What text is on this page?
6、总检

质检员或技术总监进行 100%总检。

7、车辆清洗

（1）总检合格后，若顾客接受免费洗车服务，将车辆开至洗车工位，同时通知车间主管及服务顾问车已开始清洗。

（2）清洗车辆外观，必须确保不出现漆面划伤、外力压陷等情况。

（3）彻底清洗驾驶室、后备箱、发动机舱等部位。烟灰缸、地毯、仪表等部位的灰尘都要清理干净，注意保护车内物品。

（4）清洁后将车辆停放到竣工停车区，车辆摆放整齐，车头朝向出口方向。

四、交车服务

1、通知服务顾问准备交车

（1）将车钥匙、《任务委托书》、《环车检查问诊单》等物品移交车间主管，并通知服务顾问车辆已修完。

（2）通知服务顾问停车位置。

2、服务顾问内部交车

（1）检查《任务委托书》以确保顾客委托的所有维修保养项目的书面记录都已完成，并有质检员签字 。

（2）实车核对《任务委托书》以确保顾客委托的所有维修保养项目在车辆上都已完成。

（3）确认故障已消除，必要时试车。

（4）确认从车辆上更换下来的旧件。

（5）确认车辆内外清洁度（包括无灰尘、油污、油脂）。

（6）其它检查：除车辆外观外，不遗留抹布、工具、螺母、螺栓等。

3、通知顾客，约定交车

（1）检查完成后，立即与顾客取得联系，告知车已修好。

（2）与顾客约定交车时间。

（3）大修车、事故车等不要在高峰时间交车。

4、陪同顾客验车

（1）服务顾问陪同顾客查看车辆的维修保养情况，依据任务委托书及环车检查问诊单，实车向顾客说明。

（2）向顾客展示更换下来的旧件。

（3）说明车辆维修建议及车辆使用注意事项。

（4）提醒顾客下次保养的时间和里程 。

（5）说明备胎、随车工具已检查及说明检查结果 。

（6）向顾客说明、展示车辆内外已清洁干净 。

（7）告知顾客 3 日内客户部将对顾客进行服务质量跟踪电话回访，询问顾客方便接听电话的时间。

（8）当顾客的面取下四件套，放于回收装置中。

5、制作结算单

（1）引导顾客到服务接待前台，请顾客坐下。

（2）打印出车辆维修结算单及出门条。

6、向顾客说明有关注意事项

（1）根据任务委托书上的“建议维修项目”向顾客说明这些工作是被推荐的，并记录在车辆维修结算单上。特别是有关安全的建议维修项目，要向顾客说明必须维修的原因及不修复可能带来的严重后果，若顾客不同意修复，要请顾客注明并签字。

■ REQUIREMENT
Quote all the records. Keep every word exact.

■ EXERCISE ANSWER
What text is on this page?
6、总检

质检员或技术总监进行 100%总检。

7、车辆清洗

（1）总检合格后，若顾客接受免费洗车服务，将车辆开至洗车工位，同时通知车间主管及服务顾问车已开始清洗。

（2）清洗车辆外观，必须确保不出现漆面划伤、外力压陷等情况。

（3）彻底清洗驾驶室、后备箱、发动机舱等部位。烟灰缸、地毯、仪表等部位的灰尘都要清理干净，注意保护车内物品。

（4）清洁后将车辆停放到竣工停车区，车辆摆放整齐，车头朝向出口方向。

四、交车服务

1、通知服务顾问准备交车

（1）将车钥匙、《任务委托书》、《环车检查问诊单》等物品移交车间主管，并通知服务顾问车辆已修完。

（2）通知服务顾问停车位置。

2、服务顾问内部交车

（1）检查《任务委托书》以确保顾客委托的所有维修保养项目的书面记录都已完成，并有质检员签字 。

（2）实车核对《任务委托书》以确保顾客委托的所有维修保养项目在车辆上都已完成。

（3）确认故障已消除，必要时试车。

（4）确认从车辆上更换下来的旧件。

（5）确认车辆内外清洁度（包括无灰尘、油污、油脂）。

（6）其它检查：除车辆外观外，不遗留抹布、工具、螺母、螺栓等。

3、通知顾客，约定交车

（1）检查完成后，立即与顾客取得联系，告知车已修好。

（2）与顾客约定交车时间。

（3）大修车、事故车等不要在高峰时间交车。

4、陪同顾客验车

（1）服务顾问陪同顾客查看车辆的维修保养情况，依据任务委托书及环车检查问诊单，实车向顾客说明。

（2）向顾客展示更换下来的旧件。

（3）说明车辆维修建议及车辆使用注意事项。

（4）提醒顾客下次保养的时间和里程 。

（5）说明备胎、随车工具已检查及说明检查结果 。

（6）向顾客说明、展示车辆内外已清洁干净 。

（7）告知顾客 3 日内客户部将对顾客进行服务质量跟踪电话回访，询问顾客方便接听电话的时间。

（8）当顾客的面取下四件套，放于回收装置中。

5、制作结算单

（1）引导顾客到服务接待前台，请顾客坐下。

（2）打印出车辆维修结算单及出门条。

6、向顾客说明有关注意事项

（1）根据任务委托书上的“建议维修项目”向顾客说明这些工作是被推荐的，并记录在车辆维修结算单上。特别是有关安全的建议维修项目，要向顾客说明必须维修的原因及不修复可能带来的严重后果，若顾客不同意修复，要请顾客注明并签字。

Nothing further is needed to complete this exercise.